Repeat the material below word for word and leave out all pictures.

^^^^

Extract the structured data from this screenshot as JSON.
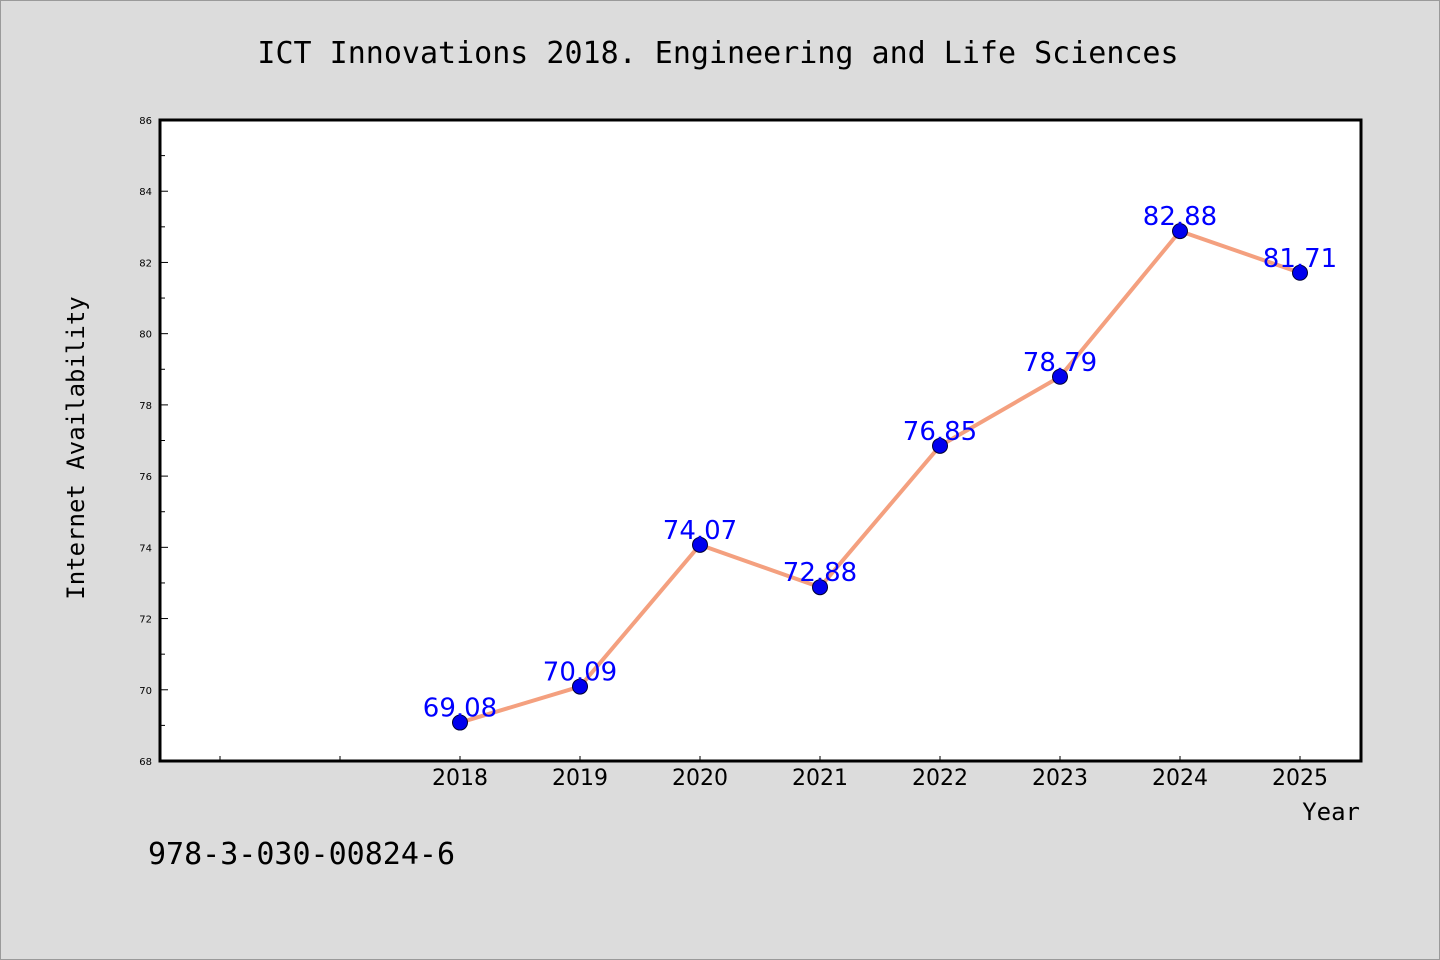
{
  "chart_data": {
    "type": "line",
    "title": "ICT Innovations 2018. Engineering and Life Sciences",
    "xlabel": "Year",
    "ylabel": "Internet Availability",
    "categories": [
      "2018",
      "2019",
      "2020",
      "2021",
      "2022",
      "2023",
      "2024",
      "2025"
    ],
    "values": [
      69.08,
      70.09,
      74.07,
      72.88,
      76.85,
      78.79,
      82.88,
      81.71
    ],
    "data_labels": [
      "69.08",
      "70.09",
      "74.07",
      "72.88",
      "76.85",
      "78.79",
      "82.88",
      "81.71"
    ],
    "ylim": [
      68,
      86
    ],
    "yticks": [
      "68",
      "70",
      "72",
      "74",
      "76",
      "78",
      "80",
      "82",
      "84",
      "86"
    ],
    "grid": false,
    "line_color": "#f4a07f",
    "marker_color": "#0000ee",
    "label_color": "#0000ff"
  },
  "footer": {
    "isbn": "978-3-030-00824-6"
  }
}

^^^^

## SOLUTION FOR THIS EXERCISE
Extract the structured data from this screenshot as JSON.
{
  "chart_data": {
    "type": "line",
    "title": "ICT Innovations 2018. Engineering and Life Sciences",
    "xlabel": "Year",
    "ylabel": "Internet Availability",
    "categories": [
      "2018",
      "2019",
      "2020",
      "2021",
      "2022",
      "2023",
      "2024",
      "2025"
    ],
    "values": [
      69.08,
      70.09,
      74.07,
      72.88,
      76.85,
      78.79,
      82.88,
      81.71
    ],
    "data_labels": [
      "69.08",
      "70.09",
      "74.07",
      "72.88",
      "76.85",
      "78.79",
      "82.88",
      "81.71"
    ],
    "ylim": [
      68,
      86
    ],
    "yticks": [
      "68",
      "70",
      "72",
      "74",
      "76",
      "78",
      "80",
      "82",
      "84",
      "86"
    ],
    "grid": false,
    "line_color": "#f4a07f",
    "marker_color": "#0000ee",
    "label_color": "#0000ff"
  },
  "footer": {
    "isbn": "978-3-030-00824-6"
  }
}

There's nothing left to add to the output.